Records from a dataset

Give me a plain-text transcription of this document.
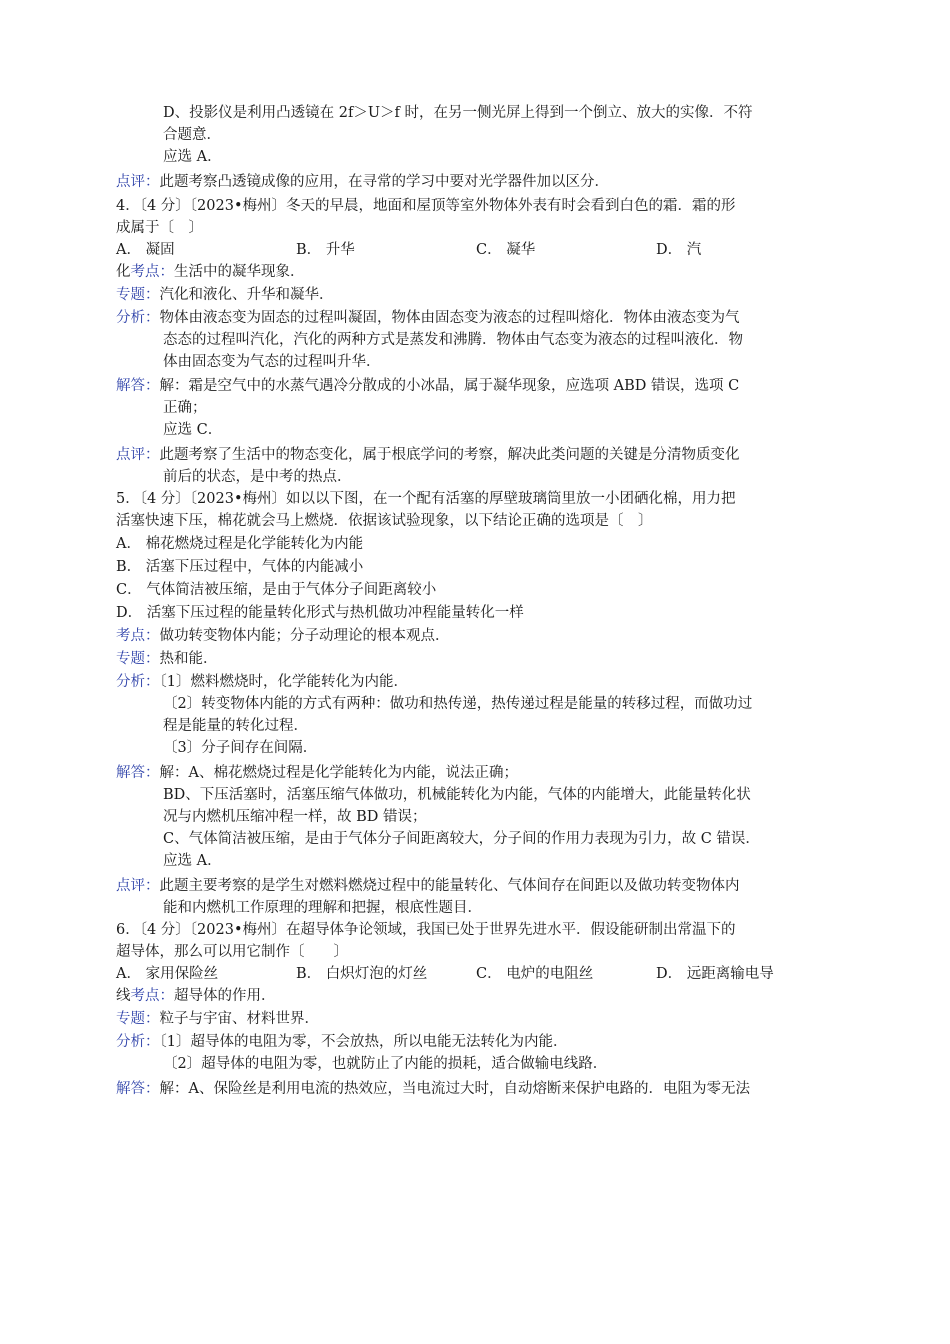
D、投影仪是利用凸透镜在 2f＞U＞f 时，在另一侧光屏上得到一个倒立、放大的实像．不符
合题意．
应选 A．
点评：此题考察凸透镜成像的应用，在寻常的学习中要对光学器件加以区分．
4．〔4 分〕〔2023•梅州〕冬天的早晨，地面和屋顶等室外物体外表有时会看到白色的霜．霜的形
成属于〔　〕
A． 凝固	B． 升华	C． 凝华	D． 汽
化考点：生活中的凝华现象．
专题：汽化和液化、升华和凝华．
分析：物体由液态变为固态的过程叫凝固，物体由固态变为液态的过程叫熔化．物体由液态变为气
态态的过程叫汽化，汽化的两种方式是蒸发和沸腾．物体由气态变为液态的过程叫液化．物
体由固态变为气态的过程叫升华．
解答：解：霜是空气中的水蒸气遇冷分散成的小冰晶，属于凝华现象，应选项 ABD 错误，选项 C
正确；
应选 C．
点评：此题考察了生活中的物态变化，属于根底学问的考察，解决此类问题的关键是分清物质变化
前后的状态，是中考的热点．
5．〔4 分〕〔2023•梅州〕如以以下图，在一个配有活塞的厚壁玻璃筒里放一小团硒化棉，用力把
活塞快速下压，棉花就会马上燃烧．依据该试验现象，以下结论正确的选项是〔　〕
A． 棉花燃烧过程是化学能转化为内能
B． 活塞下压过程中，气体的内能减小
C． 气体简洁被压缩，是由于气体分子间距离较小
D． 活塞下压过程的能量转化形式与热机做功冲程能量转化一样
考点：做功转变物体内能；分子动理论的根本观点．
专题：热和能．
分析：〔1〕燃料燃烧时，化学能转化为内能．
〔2〕转变物体内能的方式有两种：做功和热传递，热传递过程是能量的转移过程，而做功过
程是能量的转化过程．
〔3〕分子间存在间隔．
解答：解：A、棉花燃烧过程是化学能转化为内能，说法正确；
BD、下压活塞时，活塞压缩气体做功，机械能转化为内能，气体的内能增大，此能量转化状
况与内燃机压缩冲程一样，故 BD 错误；
C、气体简洁被压缩，是由于气体分子间距离较大，分子间的作用力表现为引力，故 C 错误．
应选 A．
点评：此题主要考察的是学生对燃料燃烧过程中的能量转化、气体间存在间距以及做功转变物体内
能和内燃机工作原理的理解和把握，根底性题目．
6．〔4 分〕〔2023•梅州〕在超导体争论领域，我国已处于世界先进水平．假设能研制出常温下的
超导体，那么可以用它制作〔　　〕
A． 家用保险丝	B． 白炽灯泡的灯丝	C． 电炉的电阻丝	D． 远距离输电导
线考点：超导体的作用．
专题：粒子与宇宙、材料世界．
分析：〔1〕超导体的电阻为零，不会放热，所以电能无法转化为内能．
〔2〕超导体的电阻为零，也就防止了内能的损耗，适合做输电线路．
解答：解：A、保险丝是利用电流的热效应，当电流过大时，自动熔断来保护电路的．电阻为零无法
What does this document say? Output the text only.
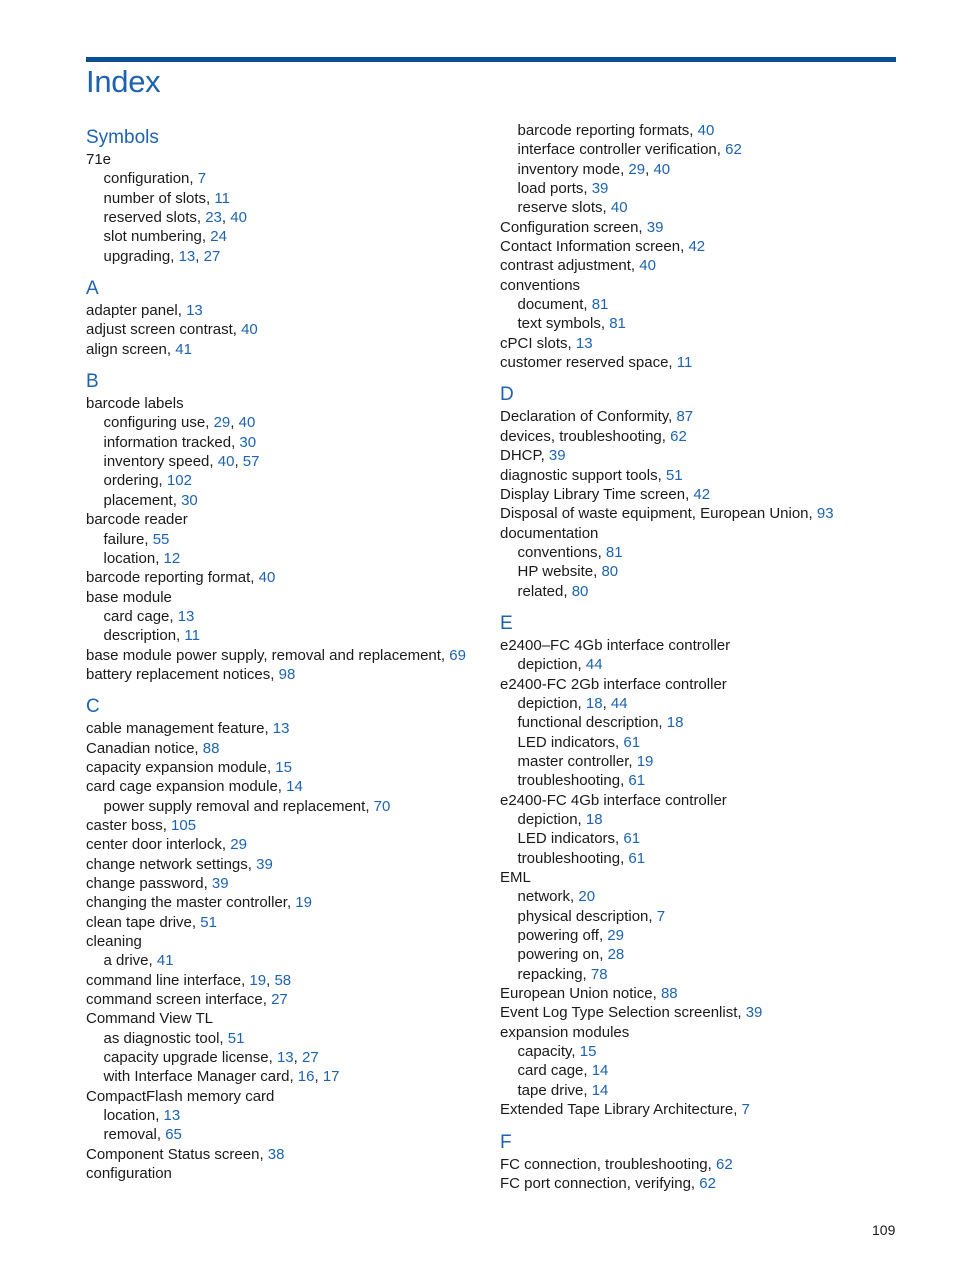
Index
Symbols
71e
configuration, 7
number of slots, 11
reserved slots, 23, 40
slot numbering, 24
upgrading, 13, 27
A
adapter panel, 13
adjust screen contrast, 40
align screen, 41
B
barcode labels
configuring use, 29, 40
information tracked, 30
inventory speed, 40, 57
ordering, 102
placement, 30
barcode reader
failure, 55
location, 12
barcode reporting format, 40
base module
card cage, 13
description, 11
base module power supply, removal and replacement, 69
battery replacement notices, 98
C
cable management feature, 13
Canadian notice, 88
capacity expansion module, 15
card cage expansion module, 14
power supply removal and replacement, 70
caster boss, 105
center door interlock, 29
change network settings, 39
change password, 39
changing the master controller, 19
clean tape drive, 51
cleaning
a drive, 41
command line interface, 19, 58
command screen interface, 27
Command View TL
as diagnostic tool, 51
capacity upgrade license, 13, 27
with Interface Manager card, 16, 17
CompactFlash memory card
location, 13
removal, 65
Component Status screen, 38
configuration
barcode reporting formats, 40
interface controller verification, 62
inventory mode, 29, 40
load ports, 39
reserve slots, 40
Configuration screen, 39
Contact Information screen, 42
contrast adjustment, 40
conventions
document, 81
text symbols, 81
cPCI slots, 13
customer reserved space, 11
D
Declaration of Conformity, 87
devices, troubleshooting, 62
DHCP, 39
diagnostic support tools, 51
Display Library Time screen, 42
Disposal of waste equipment, European Union, 93
documentation
conventions, 81
HP website, 80
related, 80
E
e2400–FC 4Gb interface controller
depiction, 44
e2400-FC 2Gb interface controller
depiction, 18, 44
functional description, 18
LED indicators, 61
master controller, 19
troubleshooting, 61
e2400-FC 4Gb interface controller
depiction, 18
LED indicators, 61
troubleshooting, 61
EML
network, 20
physical description, 7
powering off, 29
powering on, 28
repacking, 78
European Union notice, 88
Event Log Type Selection screenlist, 39
expansion modules
capacity, 15
card cage, 14
tape drive, 14
Extended Tape Library Architecture, 7
F
FC connection, troubleshooting, 62
FC port connection, verifying, 62
109
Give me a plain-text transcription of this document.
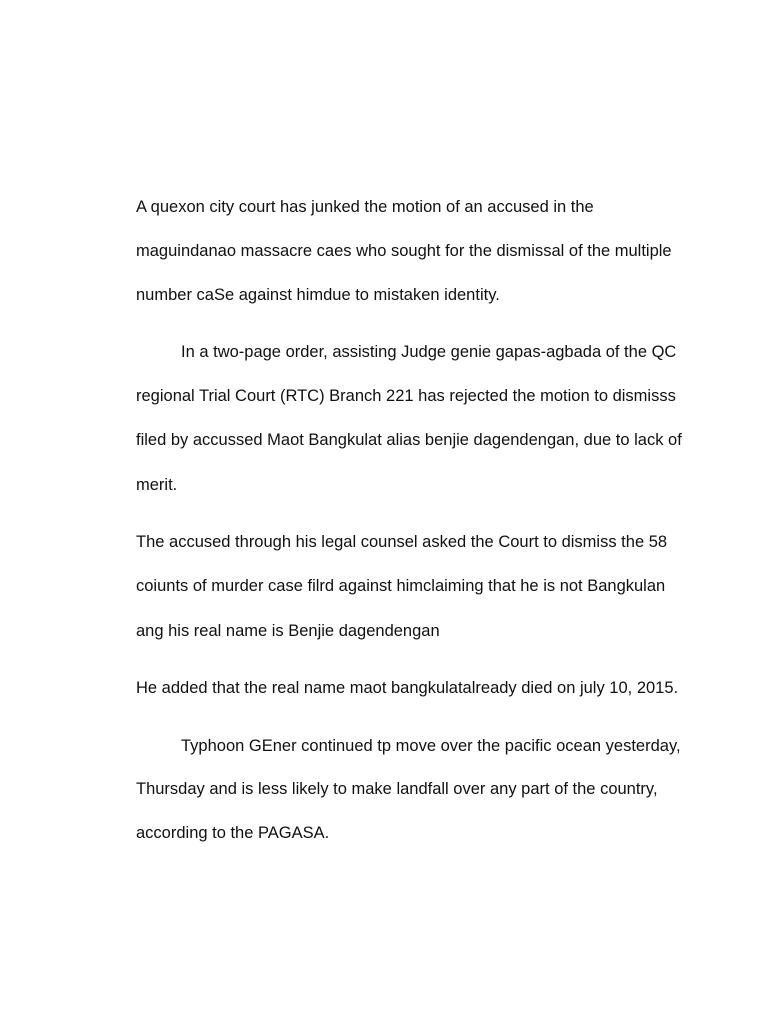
A quexon city court has junked the motion of an accused in the
maguindanao massacre caes who sought for the dismissal of the multiple
number caSe against himdue to mistaken identity.
In a two-page order, assisting Judge genie gapas-agbada of the QC
regional Trial Court (RTC) Branch 221 has rejected the motion to dismisss
filed by accussed Maot Bangkulat alias benjie dagendengan, due to lack of
merit.
The accused through his legal counsel asked the Court to dismiss the 58
coiunts of murder case filrd against himclaiming that he is not Bangkulan
ang his real name is Benjie dagendengan
He added that the real name maot bangkulatalready died on july 10, 2015.
Typhoon GEner continued tp move over the pacific ocean yesterday,
Thursday and is less likely to make landfall over any part of the country,
according to the PAGASA.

## Written exercise
Retype each record exactly as it stands, but do not include the pictures.

## Task output
Give me a plain-text transcription of this document.
D、投影仪是利用凸透镜在 2f＞U＞f 时，在另一侧光屏上得到一个倒立、放大的实像．不符
合题意．
应选 A．
点评：此题考察凸透镜成像的应用，在寻常的学习中要对光学器件加以区分．
4．〔4 分〕〔2023•梅州〕冬天的早晨，地面和屋顶等室外物体外表有时会看到白色的霜．霜的形
成属于〔　〕
A． 凝固	B． 升华	C． 凝华	D． 汽
化考点：生活中的凝华现象．
专题：汽化和液化、升华和凝华．
分析：物体由液态变为固态的过程叫凝固，物体由固态变为液态的过程叫熔化．物体由液态变为气
态态的过程叫汽化，汽化的两种方式是蒸发和沸腾．物体由气态变为液态的过程叫液化．物
体由固态变为气态的过程叫升华．
解答：解：霜是空气中的水蒸气遇冷分散成的小冰晶，属于凝华现象，应选项 ABD 错误，选项 C
正确；
应选 C．
点评：此题考察了生活中的物态变化，属于根底学问的考察，解决此类问题的关键是分清物质变化
前后的状态，是中考的热点．
5．〔4 分〕〔2023•梅州〕如以以下图，在一个配有活塞的厚壁玻璃筒里放一小团硒化棉，用力把
活塞快速下压，棉花就会马上燃烧．依据该试验现象，以下结论正确的选项是〔　〕
A． 棉花燃烧过程是化学能转化为内能
B． 活塞下压过程中，气体的内能减小
C． 气体简洁被压缩，是由于气体分子间距离较小
D． 活塞下压过程的能量转化形式与热机做功冲程能量转化一样
考点：做功转变物体内能；分子动理论的根本观点．
专题：热和能．
分析：〔1〕燃料燃烧时，化学能转化为内能．
〔2〕转变物体内能的方式有两种：做功和热传递，热传递过程是能量的转移过程，而做功过
程是能量的转化过程．
〔3〕分子间存在间隔．
解答：解：A、棉花燃烧过程是化学能转化为内能，说法正确；
BD、下压活塞时，活塞压缩气体做功，机械能转化为内能，气体的内能增大，此能量转化状
况与内燃机压缩冲程一样，故 BD 错误；
C、气体简洁被压缩，是由于气体分子间距离较大，分子间的作用力表现为引力，故 C 错误．
应选 A．
点评：此题主要考察的是学生对燃料燃烧过程中的能量转化、气体间存在间距以及做功转变物体内
能和内燃机工作原理的理解和把握，根底性题目．
6．〔4 分〕〔2023•梅州〕在超导体争论领域，我国已处于世界先进水平．假设能研制出常温下的
超导体，那么可以用它制作〔　　〕
A． 家用保险丝	B． 白炽灯泡的灯丝	C． 电炉的电阻丝	D． 远距离输电导
线考点：超导体的作用．
专题：粒子与宇宙、材料世界．
分析：〔1〕超导体的电阻为零，不会放热，所以电能无法转化为内能．
〔2〕超导体的电阻为零，也就防止了内能的损耗，适合做输电线路．
解答：解：A、保险丝是利用电流的热效应，当电流过大时，自动熔断来保护电路的．电阻为零无法
What does this document say? Output the text only.
Index
Symbols
71e
configuration, 7
number of slots, 11
reserved slots, 23, 40
slot numbering, 24
upgrading, 13, 27
A
adapter panel, 13
adjust screen contrast, 40
align screen, 41
B
barcode labels
configuring use, 29, 40
information tracked, 30
inventory speed, 40, 57
ordering, 102
placement, 30
barcode reader
failure, 55
location, 12
barcode reporting format, 40
base module
card cage, 13
description, 11
base module power supply, removal and replacement, 69
battery replacement notices, 98
C
cable management feature, 13
Canadian notice, 88
capacity expansion module, 15
card cage expansion module, 14
power supply removal and replacement, 70
caster boss, 105
center door interlock, 29
change network settings, 39
change password, 39
changing the master controller, 19
clean tape drive, 51
cleaning
a drive, 41
command line interface, 19, 58
command screen interface, 27
Command View TL
as diagnostic tool, 51
capacity upgrade license, 13, 27
with Interface Manager card, 16, 17
CompactFlash memory card
location, 13
removal, 65
Component Status screen, 38
configuration
barcode reporting formats, 40
interface controller verification, 62
inventory mode, 29, 40
load ports, 39
reserve slots, 40
Configuration screen, 39
Contact Information screen, 42
contrast adjustment, 40
conventions
document, 81
text symbols, 81
cPCI slots, 13
customer reserved space, 11
D
Declaration of Conformity, 87
devices, troubleshooting, 62
DHCP, 39
diagnostic support tools, 51
Display Library Time screen, 42
Disposal of waste equipment, European Union, 93
documentation
conventions, 81
HP website, 80
related, 80
E
e2400–FC 4Gb interface controller
depiction, 44
e2400-FC 2Gb interface controller
depiction, 18, 44
functional description, 18
LED indicators, 61
master controller, 19
troubleshooting, 61
e2400-FC 4Gb interface controller
depiction, 18
LED indicators, 61
troubleshooting, 61
EML
network, 20
physical description, 7
powering off, 29
powering on, 28
repacking, 78
European Union notice, 88
Event Log Type Selection screenlist, 39
expansion modules
capacity, 15
card cage, 14
tape drive, 14
Extended Tape Library Architecture, 7
F
FC connection, troubleshooting, 62
FC port connection, verifying, 62
109
Give me a plain-text transcription of this document.
A quexon city court has junked the motion of an accused in the
maguindanao massacre caes who sought for the dismissal of the multiple
number caSe against himdue to mistaken identity.
In a two-page order, assisting Judge genie gapas-agbada of the QC
regional Trial Court (RTC) Branch 221 has rejected the motion to dismisss
filed by accussed Maot Bangkulat alias benjie dagendengan, due to lack of
merit.
The accused through his legal counsel asked the Court to dismiss the 58
coiunts of murder case filrd against himclaiming that he is not Bangkulan
ang his real name is Benjie dagendengan
He added that the real name maot bangkulatalready died on july 10, 2015.
Typhoon GEner continued tp move over the pacific ocean yesterday,
Thursday and is less likely to make landfall over any part of the country,
according to the PAGASA.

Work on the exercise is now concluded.